**SET EXERCISE**
Present the following entries again, word for word and in full.

Data extracted from a collection:
# # # # # # #

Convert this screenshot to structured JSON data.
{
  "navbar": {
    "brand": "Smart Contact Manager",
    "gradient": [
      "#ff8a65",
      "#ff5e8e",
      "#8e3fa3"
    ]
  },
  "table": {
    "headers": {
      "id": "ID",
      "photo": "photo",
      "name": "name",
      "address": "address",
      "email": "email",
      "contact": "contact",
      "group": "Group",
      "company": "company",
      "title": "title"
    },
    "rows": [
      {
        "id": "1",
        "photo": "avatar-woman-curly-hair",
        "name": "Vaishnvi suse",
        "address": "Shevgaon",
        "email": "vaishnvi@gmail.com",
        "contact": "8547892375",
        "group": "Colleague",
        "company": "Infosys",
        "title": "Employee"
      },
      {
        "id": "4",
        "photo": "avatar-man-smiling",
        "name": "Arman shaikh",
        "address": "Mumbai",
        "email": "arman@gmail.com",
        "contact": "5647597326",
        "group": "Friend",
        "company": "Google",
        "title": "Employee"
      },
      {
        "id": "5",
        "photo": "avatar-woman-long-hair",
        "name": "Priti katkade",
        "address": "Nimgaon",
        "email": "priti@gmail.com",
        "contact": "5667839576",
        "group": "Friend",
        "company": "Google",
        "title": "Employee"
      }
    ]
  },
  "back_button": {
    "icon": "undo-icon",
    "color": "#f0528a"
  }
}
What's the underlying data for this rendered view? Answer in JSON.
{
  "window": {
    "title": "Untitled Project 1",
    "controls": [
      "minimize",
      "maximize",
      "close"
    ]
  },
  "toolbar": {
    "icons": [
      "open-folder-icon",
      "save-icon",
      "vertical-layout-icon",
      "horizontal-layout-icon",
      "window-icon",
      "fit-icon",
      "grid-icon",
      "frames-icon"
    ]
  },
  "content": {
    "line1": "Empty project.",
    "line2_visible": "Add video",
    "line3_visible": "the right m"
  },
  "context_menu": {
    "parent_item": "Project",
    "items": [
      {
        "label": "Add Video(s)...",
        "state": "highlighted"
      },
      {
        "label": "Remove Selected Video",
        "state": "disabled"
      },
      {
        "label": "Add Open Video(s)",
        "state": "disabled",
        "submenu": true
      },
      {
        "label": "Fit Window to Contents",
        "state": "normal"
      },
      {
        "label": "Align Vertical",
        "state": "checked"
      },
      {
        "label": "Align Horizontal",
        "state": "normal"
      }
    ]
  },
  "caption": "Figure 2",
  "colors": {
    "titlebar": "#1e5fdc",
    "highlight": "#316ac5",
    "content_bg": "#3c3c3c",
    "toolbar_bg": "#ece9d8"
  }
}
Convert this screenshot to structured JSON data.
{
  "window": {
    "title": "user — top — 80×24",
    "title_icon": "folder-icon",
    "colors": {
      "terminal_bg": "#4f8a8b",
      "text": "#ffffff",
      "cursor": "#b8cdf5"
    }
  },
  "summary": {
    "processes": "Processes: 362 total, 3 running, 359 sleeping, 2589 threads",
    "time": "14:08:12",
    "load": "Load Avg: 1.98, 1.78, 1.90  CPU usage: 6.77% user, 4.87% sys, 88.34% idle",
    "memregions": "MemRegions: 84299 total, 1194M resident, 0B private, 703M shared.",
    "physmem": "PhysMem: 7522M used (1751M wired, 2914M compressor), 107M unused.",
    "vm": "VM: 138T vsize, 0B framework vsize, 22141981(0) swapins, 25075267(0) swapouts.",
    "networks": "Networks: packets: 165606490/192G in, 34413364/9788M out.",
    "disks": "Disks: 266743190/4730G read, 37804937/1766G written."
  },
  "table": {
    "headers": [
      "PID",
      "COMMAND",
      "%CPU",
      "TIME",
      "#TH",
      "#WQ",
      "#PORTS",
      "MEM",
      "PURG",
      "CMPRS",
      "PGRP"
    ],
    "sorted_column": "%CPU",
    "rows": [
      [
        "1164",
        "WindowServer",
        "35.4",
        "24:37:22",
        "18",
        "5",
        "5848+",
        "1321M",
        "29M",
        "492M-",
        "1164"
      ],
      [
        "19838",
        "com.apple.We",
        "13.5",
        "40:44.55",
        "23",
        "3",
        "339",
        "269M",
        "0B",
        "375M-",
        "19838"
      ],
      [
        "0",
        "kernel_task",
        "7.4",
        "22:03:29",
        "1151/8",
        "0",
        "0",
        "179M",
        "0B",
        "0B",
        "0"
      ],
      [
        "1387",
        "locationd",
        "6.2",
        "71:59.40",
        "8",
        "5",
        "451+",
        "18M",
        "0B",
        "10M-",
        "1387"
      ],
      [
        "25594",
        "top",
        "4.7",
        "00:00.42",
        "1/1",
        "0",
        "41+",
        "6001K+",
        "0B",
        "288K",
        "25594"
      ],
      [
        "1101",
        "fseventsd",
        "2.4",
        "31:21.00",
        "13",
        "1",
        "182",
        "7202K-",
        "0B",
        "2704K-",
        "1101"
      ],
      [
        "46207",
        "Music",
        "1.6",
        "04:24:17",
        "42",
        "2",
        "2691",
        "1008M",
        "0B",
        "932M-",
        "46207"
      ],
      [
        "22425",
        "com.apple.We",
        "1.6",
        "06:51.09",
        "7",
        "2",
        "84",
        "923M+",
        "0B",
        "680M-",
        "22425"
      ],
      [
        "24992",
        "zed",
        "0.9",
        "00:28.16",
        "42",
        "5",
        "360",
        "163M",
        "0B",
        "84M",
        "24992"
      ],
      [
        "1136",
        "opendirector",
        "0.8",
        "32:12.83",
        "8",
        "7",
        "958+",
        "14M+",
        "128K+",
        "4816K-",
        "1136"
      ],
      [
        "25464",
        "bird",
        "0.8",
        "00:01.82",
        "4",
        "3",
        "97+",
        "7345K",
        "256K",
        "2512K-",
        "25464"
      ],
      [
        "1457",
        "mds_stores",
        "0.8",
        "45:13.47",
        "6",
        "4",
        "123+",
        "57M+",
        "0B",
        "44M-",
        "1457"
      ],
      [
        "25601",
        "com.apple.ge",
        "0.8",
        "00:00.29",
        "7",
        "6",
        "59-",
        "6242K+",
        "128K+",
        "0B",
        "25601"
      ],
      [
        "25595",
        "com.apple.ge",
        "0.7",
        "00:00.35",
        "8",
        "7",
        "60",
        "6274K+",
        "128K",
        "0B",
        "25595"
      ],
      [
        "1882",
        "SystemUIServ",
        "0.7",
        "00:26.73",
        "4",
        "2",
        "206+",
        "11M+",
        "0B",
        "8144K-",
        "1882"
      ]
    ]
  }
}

# # # # # # #

**SOLVED EXERCISE**
Convert this screenshot to structured JSON data.
{
  "navbar": {
    "brand": "Smart Contact Manager",
    "gradient": [
      "#ff8a65",
      "#ff5e8e",
      "#8e3fa3"
    ]
  },
  "table": {
    "headers": {
      "id": "ID",
      "photo": "photo",
      "name": "name",
      "address": "address",
      "email": "email",
      "contact": "contact",
      "group": "Group",
      "company": "company",
      "title": "title"
    },
    "rows": [
      {
        "id": "1",
        "photo": "avatar-woman-curly-hair",
        "name": "Vaishnvi suse",
        "address": "Shevgaon",
        "email": "vaishnvi@gmail.com",
        "contact": "8547892375",
        "group": "Colleague",
        "company": "Infosys",
        "title": "Employee"
      },
      {
        "id": "4",
        "photo": "avatar-man-smiling",
        "name": "Arman shaikh",
        "address": "Mumbai",
        "email": "arman@gmail.com",
        "contact": "5647597326",
        "group": "Friend",
        "company": "Google",
        "title": "Employee"
      },
      {
        "id": "5",
        "photo": "avatar-woman-long-hair",
        "name": "Priti katkade",
        "address": "Nimgaon",
        "email": "priti@gmail.com",
        "contact": "5667839576",
        "group": "Friend",
        "company": "Google",
        "title": "Employee"
      }
    ]
  },
  "back_button": {
    "icon": "undo-icon",
    "color": "#f0528a"
  }
}
What's the underlying data for this rendered view? Answer in JSON.
{
  "window": {
    "title": "Untitled Project 1",
    "controls": [
      "minimize",
      "maximize",
      "close"
    ]
  },
  "toolbar": {
    "icons": [
      "open-folder-icon",
      "save-icon",
      "vertical-layout-icon",
      "horizontal-layout-icon",
      "window-icon",
      "fit-icon",
      "grid-icon",
      "frames-icon"
    ]
  },
  "content": {
    "line1": "Empty project.",
    "line2_visible": "Add video",
    "line3_visible": "the right m"
  },
  "context_menu": {
    "parent_item": "Project",
    "items": [
      {
        "label": "Add Video(s)...",
        "state": "highlighted"
      },
      {
        "label": "Remove Selected Video",
        "state": "disabled"
      },
      {
        "label": "Add Open Video(s)",
        "state": "disabled",
        "submenu": true
      },
      {
        "label": "Fit Window to Contents",
        "state": "normal"
      },
      {
        "label": "Align Vertical",
        "state": "checked"
      },
      {
        "label": "Align Horizontal",
        "state": "normal"
      }
    ]
  },
  "caption": "Figure 2",
  "colors": {
    "titlebar": "#1e5fdc",
    "highlight": "#316ac5",
    "content_bg": "#3c3c3c",
    "toolbar_bg": "#ece9d8"
  }
}
Convert this screenshot to structured JSON data.
{
  "window": {
    "title": "user — top — 80×24",
    "title_icon": "folder-icon",
    "colors": {
      "terminal_bg": "#4f8a8b",
      "text": "#ffffff",
      "cursor": "#b8cdf5"
    }
  },
  "summary": {
    "processes": "Processes: 362 total, 3 running, 359 sleeping, 2589 threads",
    "time": "14:08:12",
    "load": "Load Avg: 1.98, 1.78, 1.90  CPU usage: 6.77% user, 4.87% sys, 88.34% idle",
    "memregions": "MemRegions: 84299 total, 1194M resident, 0B private, 703M shared.",
    "physmem": "PhysMem: 7522M used (1751M wired, 2914M compressor), 107M unused.",
    "vm": "VM: 138T vsize, 0B framework vsize, 22141981(0) swapins, 25075267(0) swapouts.",
    "networks": "Networks: packets: 165606490/192G in, 34413364/9788M out.",
    "disks": "Disks: 266743190/4730G read, 37804937/1766G written."
  },
  "table": {
    "headers": [
      "PID",
      "COMMAND",
      "%CPU",
      "TIME",
      "#TH",
      "#WQ",
      "#PORTS",
      "MEM",
      "PURG",
      "CMPRS",
      "PGRP"
    ],
    "sorted_column": "%CPU",
    "rows": [
      [
        "1164",
        "WindowServer",
        "35.4",
        "24:37:22",
        "18",
        "5",
        "5848+",
        "1321M",
        "29M",
        "492M-",
        "1164"
      ],
      [
        "19838",
        "com.apple.We",
        "13.5",
        "40:44.55",
        "23",
        "3",
        "339",
        "269M",
        "0B",
        "375M-",
        "19838"
      ],
      [
        "0",
        "kernel_task",
        "7.4",
        "22:03:29",
        "1151/8",
        "0",
        "0",
        "179M",
        "0B",
        "0B",
        "0"
      ],
      [
        "1387",
        "locationd",
        "6.2",
        "71:59.40",
        "8",
        "5",
        "451+",
        "18M",
        "0B",
        "10M-",
        "1387"
      ],
      [
        "25594",
        "top",
        "4.7",
        "00:00.42",
        "1/1",
        "0",
        "41+",
        "6001K+",
        "0B",
        "288K",
        "25594"
      ],
      [
        "1101",
        "fseventsd",
        "2.4",
        "31:21.00",
        "13",
        "1",
        "182",
        "7202K-",
        "0B",
        "2704K-",
        "1101"
      ],
      [
        "46207",
        "Music",
        "1.6",
        "04:24:17",
        "42",
        "2",
        "2691",
        "1008M",
        "0B",
        "932M-",
        "46207"
      ],
      [
        "22425",
        "com.apple.We",
        "1.6",
        "06:51.09",
        "7",
        "2",
        "84",
        "923M+",
        "0B",
        "680M-",
        "22425"
      ],
      [
        "24992",
        "zed",
        "0.9",
        "00:28.16",
        "42",
        "5",
        "360",
        "163M",
        "0B",
        "84M",
        "24992"
      ],
      [
        "1136",
        "opendirector",
        "0.8",
        "32:12.83",
        "8",
        "7",
        "958+",
        "14M+",
        "128K+",
        "4816K-",
        "1136"
      ],
      [
        "25464",
        "bird",
        "0.8",
        "00:01.82",
        "4",
        "3",
        "97+",
        "7345K",
        "256K",
        "2512K-",
        "25464"
      ],
      [
        "1457",
        "mds_stores",
        "0.8",
        "45:13.47",
        "6",
        "4",
        "123+",
        "57M+",
        "0B",
        "44M-",
        "1457"
      ],
      [
        "25601",
        "com.apple.ge",
        "0.8",
        "00:00.29",
        "7",
        "6",
        "59-",
        "6242K+",
        "128K+",
        "0B",
        "25601"
      ],
      [
        "25595",
        "com.apple.ge",
        "0.7",
        "00:00.35",
        "8",
        "7",
        "60",
        "6274K+",
        "128K",
        "0B",
        "25595"
      ],
      [
        "1882",
        "SystemUIServ",
        "0.7",
        "00:26.73",
        "4",
        "2",
        "206+",
        "11M+",
        "0B",
        "8144K-",
        "1882"
      ]
    ]
  }
}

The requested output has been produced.